- **Problem requirements**
Which lines hold the string "архіерейскаго"? Copy every one of them.

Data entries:
——————————

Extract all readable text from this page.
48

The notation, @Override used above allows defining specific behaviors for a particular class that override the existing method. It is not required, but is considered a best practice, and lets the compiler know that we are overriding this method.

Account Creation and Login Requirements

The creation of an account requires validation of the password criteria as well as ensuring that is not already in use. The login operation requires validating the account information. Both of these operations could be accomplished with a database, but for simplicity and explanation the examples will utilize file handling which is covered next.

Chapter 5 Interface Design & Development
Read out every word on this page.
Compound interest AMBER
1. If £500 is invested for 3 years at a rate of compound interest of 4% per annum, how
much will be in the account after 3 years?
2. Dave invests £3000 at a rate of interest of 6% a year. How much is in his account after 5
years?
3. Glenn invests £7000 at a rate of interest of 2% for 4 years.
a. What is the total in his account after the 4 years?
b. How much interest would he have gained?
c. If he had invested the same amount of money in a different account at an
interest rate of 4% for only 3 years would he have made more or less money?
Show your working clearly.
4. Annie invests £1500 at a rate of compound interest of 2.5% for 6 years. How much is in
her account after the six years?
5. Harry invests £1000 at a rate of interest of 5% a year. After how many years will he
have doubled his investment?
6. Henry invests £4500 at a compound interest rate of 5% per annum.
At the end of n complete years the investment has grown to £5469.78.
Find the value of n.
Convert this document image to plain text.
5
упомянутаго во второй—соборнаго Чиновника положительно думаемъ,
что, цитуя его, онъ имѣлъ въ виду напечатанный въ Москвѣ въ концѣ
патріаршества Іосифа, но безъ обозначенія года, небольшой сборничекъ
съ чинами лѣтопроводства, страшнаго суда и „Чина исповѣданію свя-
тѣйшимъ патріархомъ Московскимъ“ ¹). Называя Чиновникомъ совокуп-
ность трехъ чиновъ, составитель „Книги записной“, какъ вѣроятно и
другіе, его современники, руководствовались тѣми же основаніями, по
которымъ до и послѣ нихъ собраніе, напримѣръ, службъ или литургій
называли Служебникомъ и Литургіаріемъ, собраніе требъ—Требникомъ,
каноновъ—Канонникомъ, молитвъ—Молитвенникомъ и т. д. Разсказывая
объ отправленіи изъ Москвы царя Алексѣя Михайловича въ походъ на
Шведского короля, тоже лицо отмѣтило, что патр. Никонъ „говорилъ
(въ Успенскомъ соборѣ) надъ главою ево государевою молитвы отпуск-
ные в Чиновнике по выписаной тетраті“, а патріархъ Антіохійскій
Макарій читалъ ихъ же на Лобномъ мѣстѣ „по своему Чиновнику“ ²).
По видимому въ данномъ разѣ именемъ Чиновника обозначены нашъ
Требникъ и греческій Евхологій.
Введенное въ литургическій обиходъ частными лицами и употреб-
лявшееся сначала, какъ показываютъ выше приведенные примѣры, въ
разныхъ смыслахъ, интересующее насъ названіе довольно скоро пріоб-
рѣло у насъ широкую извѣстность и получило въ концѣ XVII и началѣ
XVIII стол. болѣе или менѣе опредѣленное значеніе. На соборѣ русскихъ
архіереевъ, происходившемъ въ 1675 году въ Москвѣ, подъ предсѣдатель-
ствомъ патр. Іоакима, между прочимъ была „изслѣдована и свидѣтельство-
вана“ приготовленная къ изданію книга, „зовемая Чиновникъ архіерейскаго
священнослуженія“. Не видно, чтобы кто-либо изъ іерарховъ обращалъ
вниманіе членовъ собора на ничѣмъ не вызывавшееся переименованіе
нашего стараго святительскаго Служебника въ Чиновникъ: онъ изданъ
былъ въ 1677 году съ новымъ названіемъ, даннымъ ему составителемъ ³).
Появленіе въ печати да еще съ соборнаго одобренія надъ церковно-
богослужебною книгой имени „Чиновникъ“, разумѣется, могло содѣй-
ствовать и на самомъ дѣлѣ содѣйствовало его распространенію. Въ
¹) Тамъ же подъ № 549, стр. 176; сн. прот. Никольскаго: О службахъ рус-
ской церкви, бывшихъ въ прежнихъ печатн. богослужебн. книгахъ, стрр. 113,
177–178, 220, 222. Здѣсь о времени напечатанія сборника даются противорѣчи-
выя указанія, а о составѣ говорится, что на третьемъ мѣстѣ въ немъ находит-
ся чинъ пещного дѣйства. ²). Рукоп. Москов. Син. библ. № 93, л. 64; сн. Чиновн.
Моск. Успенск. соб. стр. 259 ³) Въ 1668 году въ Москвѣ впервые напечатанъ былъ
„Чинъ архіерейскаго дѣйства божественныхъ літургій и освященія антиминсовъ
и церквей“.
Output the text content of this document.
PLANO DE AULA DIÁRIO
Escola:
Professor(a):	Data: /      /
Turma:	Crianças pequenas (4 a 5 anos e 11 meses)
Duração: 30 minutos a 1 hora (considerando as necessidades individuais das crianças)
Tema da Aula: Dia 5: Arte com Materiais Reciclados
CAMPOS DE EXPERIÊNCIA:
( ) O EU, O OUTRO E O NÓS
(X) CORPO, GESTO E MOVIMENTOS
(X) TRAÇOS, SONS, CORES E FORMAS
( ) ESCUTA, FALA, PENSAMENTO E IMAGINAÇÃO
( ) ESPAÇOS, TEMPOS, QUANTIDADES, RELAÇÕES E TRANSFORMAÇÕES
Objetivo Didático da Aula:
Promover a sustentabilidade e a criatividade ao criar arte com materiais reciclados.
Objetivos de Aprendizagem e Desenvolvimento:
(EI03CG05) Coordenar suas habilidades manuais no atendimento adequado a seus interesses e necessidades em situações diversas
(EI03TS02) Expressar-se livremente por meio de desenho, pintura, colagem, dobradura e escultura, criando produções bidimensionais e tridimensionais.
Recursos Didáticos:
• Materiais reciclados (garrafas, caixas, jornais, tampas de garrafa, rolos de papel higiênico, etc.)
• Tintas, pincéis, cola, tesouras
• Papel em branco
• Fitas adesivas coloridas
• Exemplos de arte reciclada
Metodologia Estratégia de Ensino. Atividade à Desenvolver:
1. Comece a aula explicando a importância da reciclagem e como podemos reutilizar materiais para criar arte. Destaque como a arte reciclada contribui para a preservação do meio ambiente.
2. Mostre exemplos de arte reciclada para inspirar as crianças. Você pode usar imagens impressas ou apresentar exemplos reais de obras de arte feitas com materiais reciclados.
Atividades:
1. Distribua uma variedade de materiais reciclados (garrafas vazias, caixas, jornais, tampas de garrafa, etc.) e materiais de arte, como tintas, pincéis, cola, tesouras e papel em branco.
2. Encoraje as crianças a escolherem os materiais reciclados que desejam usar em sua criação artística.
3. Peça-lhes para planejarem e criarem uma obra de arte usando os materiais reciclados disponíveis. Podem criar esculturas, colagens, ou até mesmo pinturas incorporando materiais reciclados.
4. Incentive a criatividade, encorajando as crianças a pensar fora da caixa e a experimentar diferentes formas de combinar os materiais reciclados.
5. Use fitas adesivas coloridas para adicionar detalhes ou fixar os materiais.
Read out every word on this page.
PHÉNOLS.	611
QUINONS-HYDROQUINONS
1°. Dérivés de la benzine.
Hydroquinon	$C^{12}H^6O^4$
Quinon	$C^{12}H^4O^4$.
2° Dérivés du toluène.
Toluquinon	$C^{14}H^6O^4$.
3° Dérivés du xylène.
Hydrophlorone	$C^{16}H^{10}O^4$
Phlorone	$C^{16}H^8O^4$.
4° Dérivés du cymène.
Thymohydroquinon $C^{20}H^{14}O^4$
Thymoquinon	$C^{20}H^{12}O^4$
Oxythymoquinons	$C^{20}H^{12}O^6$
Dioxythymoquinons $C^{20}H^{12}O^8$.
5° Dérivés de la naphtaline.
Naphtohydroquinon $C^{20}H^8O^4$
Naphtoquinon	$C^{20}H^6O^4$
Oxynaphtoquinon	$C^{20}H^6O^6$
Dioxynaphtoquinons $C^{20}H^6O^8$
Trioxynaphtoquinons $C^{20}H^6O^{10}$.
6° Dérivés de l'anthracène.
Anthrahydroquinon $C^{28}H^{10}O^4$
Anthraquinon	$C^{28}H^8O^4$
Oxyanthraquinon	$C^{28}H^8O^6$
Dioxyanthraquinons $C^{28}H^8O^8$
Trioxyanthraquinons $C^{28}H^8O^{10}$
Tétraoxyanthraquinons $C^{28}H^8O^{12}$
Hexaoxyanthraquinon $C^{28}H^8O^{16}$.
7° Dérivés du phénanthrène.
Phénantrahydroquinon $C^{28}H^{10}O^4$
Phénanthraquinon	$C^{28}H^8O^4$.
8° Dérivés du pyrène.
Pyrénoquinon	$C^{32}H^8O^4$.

——————————

- **Answer for the task**
вана“ приготовленная къ изданію книга, „зовемая Чиновникъ архіерейскаго
„Чинъ архіерейскаго дѣйства божественныхъ літургій и освященія антиминсовъ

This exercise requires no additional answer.